### Given data
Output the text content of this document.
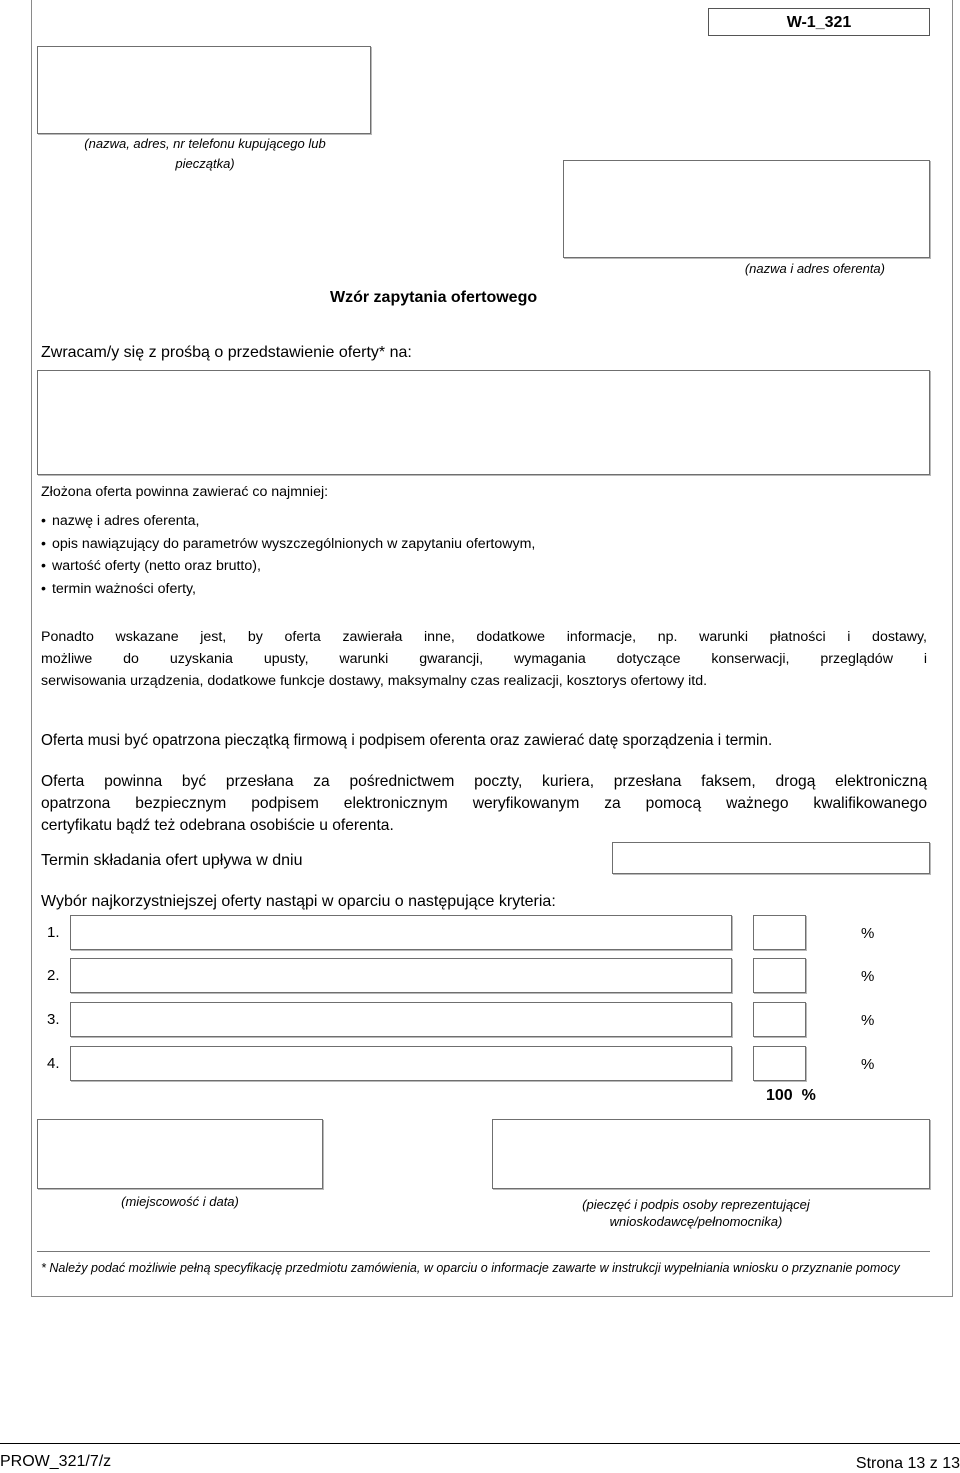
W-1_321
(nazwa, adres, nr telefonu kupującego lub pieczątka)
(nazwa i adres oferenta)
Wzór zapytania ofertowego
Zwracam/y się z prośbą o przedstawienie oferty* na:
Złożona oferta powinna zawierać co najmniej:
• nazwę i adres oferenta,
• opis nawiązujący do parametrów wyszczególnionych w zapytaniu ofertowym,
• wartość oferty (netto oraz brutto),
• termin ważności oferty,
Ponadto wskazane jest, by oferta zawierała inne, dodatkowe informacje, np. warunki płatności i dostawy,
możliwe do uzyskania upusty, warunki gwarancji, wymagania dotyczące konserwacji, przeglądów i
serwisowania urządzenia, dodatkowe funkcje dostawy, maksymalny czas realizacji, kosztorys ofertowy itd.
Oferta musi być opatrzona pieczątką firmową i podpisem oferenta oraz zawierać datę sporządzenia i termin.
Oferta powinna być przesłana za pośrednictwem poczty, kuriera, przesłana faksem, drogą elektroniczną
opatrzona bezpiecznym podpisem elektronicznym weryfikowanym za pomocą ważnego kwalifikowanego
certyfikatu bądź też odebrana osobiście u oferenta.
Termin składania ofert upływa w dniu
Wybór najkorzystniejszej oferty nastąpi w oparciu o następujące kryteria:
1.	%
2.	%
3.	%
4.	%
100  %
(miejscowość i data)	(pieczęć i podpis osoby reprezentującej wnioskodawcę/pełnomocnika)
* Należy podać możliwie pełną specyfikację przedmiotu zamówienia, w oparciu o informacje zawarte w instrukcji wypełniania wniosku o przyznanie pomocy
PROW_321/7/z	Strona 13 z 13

### What the exercise asks
Go through the entries above and pull out each line with "dostawy" in it.

### Response to this task
Ponadto wskazane jest, by oferta zawierała inne, dodatkowe informacje, np. warunki płatności i dostawy,
serwisowania urządzenia, dodatkowe funkcje dostawy, maksymalny czas realizacji, kosztorys ofertowy itd.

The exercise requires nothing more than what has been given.